→ Task input
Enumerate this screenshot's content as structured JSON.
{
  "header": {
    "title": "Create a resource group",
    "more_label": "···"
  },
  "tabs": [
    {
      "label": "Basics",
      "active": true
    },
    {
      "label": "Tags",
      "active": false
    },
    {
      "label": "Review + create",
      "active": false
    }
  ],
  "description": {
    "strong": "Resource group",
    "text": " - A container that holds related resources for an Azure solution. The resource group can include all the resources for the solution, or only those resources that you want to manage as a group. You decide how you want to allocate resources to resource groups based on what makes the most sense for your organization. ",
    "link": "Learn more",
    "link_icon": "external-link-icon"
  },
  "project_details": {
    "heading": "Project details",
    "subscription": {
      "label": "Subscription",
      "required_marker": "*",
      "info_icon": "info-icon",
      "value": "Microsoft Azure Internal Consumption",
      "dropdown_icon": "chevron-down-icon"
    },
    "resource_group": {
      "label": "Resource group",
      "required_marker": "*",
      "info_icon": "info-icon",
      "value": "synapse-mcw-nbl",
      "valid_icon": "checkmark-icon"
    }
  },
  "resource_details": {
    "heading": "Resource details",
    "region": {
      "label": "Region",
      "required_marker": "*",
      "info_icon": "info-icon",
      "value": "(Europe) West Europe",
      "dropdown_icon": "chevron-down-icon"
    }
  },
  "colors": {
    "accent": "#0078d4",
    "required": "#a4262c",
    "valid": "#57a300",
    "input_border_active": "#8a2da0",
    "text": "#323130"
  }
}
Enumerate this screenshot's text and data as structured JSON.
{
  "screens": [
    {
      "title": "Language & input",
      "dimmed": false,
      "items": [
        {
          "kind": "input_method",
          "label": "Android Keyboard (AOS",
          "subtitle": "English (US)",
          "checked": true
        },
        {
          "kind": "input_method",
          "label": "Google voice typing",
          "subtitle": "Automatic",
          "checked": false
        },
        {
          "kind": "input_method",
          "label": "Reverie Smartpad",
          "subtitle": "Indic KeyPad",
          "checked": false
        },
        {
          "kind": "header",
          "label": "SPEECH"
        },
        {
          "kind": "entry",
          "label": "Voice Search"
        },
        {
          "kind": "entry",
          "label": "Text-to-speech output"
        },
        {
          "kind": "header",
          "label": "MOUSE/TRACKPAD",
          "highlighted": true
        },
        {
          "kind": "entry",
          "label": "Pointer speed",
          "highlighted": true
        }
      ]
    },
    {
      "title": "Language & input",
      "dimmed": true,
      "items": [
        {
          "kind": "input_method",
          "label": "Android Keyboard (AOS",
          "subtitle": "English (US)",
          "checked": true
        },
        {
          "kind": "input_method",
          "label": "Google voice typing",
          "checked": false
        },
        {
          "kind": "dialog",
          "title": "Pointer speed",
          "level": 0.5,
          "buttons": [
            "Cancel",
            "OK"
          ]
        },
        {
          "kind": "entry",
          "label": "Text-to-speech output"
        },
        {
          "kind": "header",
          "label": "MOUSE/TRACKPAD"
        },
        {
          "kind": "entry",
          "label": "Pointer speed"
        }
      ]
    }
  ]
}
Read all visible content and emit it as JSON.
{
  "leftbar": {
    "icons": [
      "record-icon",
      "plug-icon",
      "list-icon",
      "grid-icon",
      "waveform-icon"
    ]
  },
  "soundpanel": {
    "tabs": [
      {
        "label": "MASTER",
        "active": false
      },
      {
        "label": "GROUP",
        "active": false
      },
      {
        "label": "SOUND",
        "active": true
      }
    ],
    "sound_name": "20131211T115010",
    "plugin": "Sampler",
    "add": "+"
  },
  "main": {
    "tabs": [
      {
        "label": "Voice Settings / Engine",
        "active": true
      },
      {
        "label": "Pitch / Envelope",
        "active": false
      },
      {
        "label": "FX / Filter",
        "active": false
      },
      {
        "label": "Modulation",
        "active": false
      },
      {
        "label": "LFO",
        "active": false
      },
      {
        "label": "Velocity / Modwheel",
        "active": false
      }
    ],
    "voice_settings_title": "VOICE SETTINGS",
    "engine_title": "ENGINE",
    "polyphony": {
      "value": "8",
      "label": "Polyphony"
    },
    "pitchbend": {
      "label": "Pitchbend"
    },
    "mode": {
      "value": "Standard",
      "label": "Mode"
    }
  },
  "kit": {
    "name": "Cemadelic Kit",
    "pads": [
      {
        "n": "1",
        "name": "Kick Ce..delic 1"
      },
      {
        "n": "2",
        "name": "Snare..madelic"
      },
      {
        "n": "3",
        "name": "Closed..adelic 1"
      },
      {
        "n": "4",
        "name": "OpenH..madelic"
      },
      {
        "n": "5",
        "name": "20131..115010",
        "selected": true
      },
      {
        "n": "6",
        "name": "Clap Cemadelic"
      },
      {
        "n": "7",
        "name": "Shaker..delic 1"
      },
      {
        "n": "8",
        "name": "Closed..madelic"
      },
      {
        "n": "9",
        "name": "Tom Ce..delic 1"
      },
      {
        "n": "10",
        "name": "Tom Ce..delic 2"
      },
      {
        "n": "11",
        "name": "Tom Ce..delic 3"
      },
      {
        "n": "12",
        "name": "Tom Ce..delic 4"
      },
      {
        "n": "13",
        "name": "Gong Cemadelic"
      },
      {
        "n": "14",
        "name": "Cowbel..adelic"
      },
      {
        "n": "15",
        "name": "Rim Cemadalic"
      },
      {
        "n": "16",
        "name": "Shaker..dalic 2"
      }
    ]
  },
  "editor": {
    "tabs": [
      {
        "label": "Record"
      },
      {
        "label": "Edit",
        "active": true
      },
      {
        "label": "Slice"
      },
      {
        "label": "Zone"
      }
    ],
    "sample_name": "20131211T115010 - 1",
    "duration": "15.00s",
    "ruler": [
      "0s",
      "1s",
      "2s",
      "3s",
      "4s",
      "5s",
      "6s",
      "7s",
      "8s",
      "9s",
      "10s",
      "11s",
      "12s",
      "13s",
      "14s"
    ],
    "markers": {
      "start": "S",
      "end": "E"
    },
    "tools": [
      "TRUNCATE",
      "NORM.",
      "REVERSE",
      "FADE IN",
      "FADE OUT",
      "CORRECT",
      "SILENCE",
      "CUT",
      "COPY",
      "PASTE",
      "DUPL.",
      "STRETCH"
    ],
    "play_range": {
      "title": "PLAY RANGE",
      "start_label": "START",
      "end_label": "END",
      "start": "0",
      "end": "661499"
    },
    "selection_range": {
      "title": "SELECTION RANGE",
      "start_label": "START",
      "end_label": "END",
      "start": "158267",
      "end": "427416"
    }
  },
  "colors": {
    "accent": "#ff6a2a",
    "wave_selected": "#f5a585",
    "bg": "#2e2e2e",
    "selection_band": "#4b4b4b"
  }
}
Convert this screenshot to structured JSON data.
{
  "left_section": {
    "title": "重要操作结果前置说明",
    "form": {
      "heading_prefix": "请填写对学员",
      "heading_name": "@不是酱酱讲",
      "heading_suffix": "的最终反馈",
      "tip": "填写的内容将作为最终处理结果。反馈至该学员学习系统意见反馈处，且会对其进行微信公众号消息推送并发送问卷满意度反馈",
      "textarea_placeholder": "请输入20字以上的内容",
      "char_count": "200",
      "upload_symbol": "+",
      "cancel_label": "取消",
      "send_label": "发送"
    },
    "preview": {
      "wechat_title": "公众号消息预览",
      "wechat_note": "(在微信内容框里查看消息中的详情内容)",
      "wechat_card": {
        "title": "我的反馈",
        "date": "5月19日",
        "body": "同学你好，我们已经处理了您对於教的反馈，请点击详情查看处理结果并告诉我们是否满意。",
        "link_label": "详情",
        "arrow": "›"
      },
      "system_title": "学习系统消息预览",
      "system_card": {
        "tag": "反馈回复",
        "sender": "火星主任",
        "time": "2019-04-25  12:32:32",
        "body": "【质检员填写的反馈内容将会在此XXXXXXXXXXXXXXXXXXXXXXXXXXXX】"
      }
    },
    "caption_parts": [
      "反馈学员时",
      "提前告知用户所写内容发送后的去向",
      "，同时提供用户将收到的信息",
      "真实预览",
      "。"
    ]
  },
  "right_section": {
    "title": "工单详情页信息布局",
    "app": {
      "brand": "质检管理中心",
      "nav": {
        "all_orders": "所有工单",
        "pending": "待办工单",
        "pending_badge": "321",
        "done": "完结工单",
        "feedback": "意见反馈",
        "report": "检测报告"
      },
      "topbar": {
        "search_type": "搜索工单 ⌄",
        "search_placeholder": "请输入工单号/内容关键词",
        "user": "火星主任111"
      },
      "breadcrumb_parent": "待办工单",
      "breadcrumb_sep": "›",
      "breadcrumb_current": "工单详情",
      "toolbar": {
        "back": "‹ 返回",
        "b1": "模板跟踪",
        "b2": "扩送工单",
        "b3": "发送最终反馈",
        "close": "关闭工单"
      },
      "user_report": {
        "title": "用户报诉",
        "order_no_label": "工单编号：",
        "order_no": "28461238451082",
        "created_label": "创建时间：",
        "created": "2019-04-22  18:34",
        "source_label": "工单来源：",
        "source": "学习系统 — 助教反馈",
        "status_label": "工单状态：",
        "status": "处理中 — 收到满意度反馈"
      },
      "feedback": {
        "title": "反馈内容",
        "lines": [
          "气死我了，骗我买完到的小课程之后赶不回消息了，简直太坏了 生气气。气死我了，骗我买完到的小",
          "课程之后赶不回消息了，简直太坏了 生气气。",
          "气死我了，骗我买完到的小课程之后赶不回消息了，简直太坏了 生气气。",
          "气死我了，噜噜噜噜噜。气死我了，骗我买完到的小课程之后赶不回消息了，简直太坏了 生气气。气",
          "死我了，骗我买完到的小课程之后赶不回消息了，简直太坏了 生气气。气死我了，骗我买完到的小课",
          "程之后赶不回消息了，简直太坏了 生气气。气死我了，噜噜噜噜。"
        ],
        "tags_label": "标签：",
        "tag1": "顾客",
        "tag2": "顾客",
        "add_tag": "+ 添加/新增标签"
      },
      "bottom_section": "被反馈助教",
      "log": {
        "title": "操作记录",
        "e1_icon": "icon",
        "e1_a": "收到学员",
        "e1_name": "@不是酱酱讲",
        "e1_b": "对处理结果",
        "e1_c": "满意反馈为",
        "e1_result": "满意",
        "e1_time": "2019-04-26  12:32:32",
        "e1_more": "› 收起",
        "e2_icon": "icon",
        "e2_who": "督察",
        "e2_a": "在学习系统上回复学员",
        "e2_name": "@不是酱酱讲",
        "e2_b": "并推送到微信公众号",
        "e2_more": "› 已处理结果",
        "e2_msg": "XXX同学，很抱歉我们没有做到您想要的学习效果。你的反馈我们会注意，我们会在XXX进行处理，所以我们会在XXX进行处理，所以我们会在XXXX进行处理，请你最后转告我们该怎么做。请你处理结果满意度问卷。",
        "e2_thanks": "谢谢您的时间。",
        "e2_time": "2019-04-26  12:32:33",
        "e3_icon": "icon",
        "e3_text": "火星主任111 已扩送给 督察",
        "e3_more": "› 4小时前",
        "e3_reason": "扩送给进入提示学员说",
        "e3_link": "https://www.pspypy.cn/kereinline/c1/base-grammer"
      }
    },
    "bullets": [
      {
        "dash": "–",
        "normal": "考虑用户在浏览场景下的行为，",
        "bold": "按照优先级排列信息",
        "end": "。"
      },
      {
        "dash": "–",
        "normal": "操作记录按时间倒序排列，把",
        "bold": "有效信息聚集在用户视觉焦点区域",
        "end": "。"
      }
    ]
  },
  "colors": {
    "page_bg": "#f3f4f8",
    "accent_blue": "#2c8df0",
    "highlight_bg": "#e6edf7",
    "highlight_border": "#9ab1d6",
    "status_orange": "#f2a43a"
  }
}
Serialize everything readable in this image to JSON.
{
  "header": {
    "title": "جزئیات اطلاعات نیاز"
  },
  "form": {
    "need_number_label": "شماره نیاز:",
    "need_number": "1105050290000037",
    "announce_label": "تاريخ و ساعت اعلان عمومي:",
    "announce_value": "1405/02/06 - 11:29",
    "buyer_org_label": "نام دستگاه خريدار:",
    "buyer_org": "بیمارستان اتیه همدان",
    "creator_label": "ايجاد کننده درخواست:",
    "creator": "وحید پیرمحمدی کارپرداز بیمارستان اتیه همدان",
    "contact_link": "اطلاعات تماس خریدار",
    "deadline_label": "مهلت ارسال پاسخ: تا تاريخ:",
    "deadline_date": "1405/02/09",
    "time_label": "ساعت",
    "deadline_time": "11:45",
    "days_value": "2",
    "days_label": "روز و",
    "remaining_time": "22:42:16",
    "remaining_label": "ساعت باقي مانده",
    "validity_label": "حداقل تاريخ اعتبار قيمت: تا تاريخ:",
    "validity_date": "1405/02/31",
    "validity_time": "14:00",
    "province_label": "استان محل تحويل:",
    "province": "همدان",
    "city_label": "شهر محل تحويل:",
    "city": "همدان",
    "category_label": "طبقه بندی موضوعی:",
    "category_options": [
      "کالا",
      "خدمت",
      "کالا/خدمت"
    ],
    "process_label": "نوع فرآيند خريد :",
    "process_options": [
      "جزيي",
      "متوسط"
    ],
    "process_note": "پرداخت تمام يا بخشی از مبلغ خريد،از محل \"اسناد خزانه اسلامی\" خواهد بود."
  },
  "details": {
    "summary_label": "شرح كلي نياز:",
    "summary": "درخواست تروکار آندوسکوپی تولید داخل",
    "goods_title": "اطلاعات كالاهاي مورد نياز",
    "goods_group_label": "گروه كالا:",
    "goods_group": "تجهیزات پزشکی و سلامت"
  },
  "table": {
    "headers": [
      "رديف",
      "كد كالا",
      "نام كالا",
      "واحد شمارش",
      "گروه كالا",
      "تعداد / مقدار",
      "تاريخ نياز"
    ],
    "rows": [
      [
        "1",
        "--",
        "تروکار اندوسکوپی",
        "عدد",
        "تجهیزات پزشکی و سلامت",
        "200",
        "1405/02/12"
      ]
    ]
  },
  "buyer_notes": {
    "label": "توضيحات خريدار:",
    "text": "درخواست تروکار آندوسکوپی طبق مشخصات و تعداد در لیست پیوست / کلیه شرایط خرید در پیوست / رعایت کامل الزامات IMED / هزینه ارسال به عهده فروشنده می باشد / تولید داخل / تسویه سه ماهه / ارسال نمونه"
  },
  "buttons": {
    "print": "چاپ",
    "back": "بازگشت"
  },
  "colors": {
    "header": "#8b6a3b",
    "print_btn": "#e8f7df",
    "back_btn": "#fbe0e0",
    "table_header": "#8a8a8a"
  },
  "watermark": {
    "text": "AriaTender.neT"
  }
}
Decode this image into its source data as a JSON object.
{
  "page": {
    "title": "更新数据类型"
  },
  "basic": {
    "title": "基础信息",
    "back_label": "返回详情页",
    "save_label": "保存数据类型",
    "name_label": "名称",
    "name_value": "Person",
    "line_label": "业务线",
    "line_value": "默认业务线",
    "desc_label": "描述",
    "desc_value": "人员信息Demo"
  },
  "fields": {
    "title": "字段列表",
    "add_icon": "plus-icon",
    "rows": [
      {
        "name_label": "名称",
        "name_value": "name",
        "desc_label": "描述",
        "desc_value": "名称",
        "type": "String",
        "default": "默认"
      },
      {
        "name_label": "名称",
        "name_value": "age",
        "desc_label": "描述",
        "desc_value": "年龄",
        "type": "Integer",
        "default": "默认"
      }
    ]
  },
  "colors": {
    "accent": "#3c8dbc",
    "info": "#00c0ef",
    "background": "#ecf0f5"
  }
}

→ Exercise description
Exactly repeat the lines from the line that contains "Decode this image" to the end of the entries, both included, and leave out all other lines.

→ Answer to the task
Decode this image into its source data as a JSON object.
{
  "page": {
    "title": "更新数据类型"
  },
  "basic": {
    "title": "基础信息",
    "back_label": "返回详情页",
    "save_label": "保存数据类型",
    "name_label": "名称",
    "name_value": "Person",
    "line_label": "业务线",
    "line_value": "默认业务线",
    "desc_label": "描述",
    "desc_value": "人员信息Demo"
  },
  "fields": {
    "title": "字段列表",
    "add_icon": "plus-icon",
    "rows": [
      {
        "name_label": "名称",
        "name_value": "name",
        "desc_label": "描述",
        "desc_value": "名称",
        "type": "String",
        "default": "默认"
      },
      {
        "name_label": "名称",
        "name_value": "age",
        "desc_label": "描述",
        "desc_value": "年龄",
        "type": "Integer",
        "default": "默认"
      }
    ]
  },
  "colors": {
    "accent": "#3c8dbc",
    "info": "#00c0ef",
    "background": "#ecf0f5"
  }
}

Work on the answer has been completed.